[Begin Excerpted records]

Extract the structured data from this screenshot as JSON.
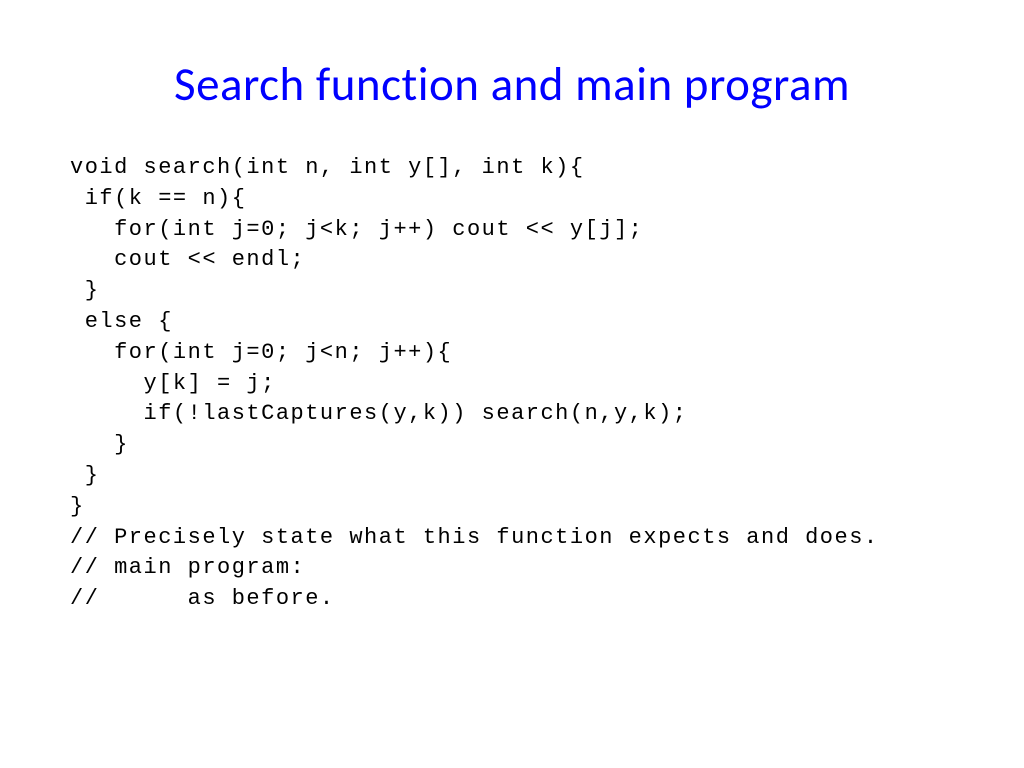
{
  "slide": {
    "title": "Search function and main program",
    "code": "void search(int n, int y[], int k){\n if(k == n){\n   for(int j=0; j<k; j++) cout << y[j];\n   cout << endl;\n }\n else {\n   for(int j=0; j<n; j++){\n     y[k] = j;\n     if(!lastCaptures(y,k)) search(n,y,k);\n   }\n }\n}\n// Precisely state what this function expects and does.\n// main program:\n//      as before."
  }
}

[End Excerpted records]

Task details | Which lines in the records above contain the string "program"? Copy each one.

The reply |
    "title": "Search function and main program",
    "code": "void search(int n, int y[], int k){\n if(k == n){\n   for(int j=0; j<k; j++) cout << y[j];\n   cout << endl;\n }\n else {\n   for(int j=0; j<n; j++){\n     y[k] = j;\n     if(!lastCaptures(y,k)) search(n,y,k);\n   }\n }\n}\n// Precisely state what this function expects and does.\n// main program:\n//      as before."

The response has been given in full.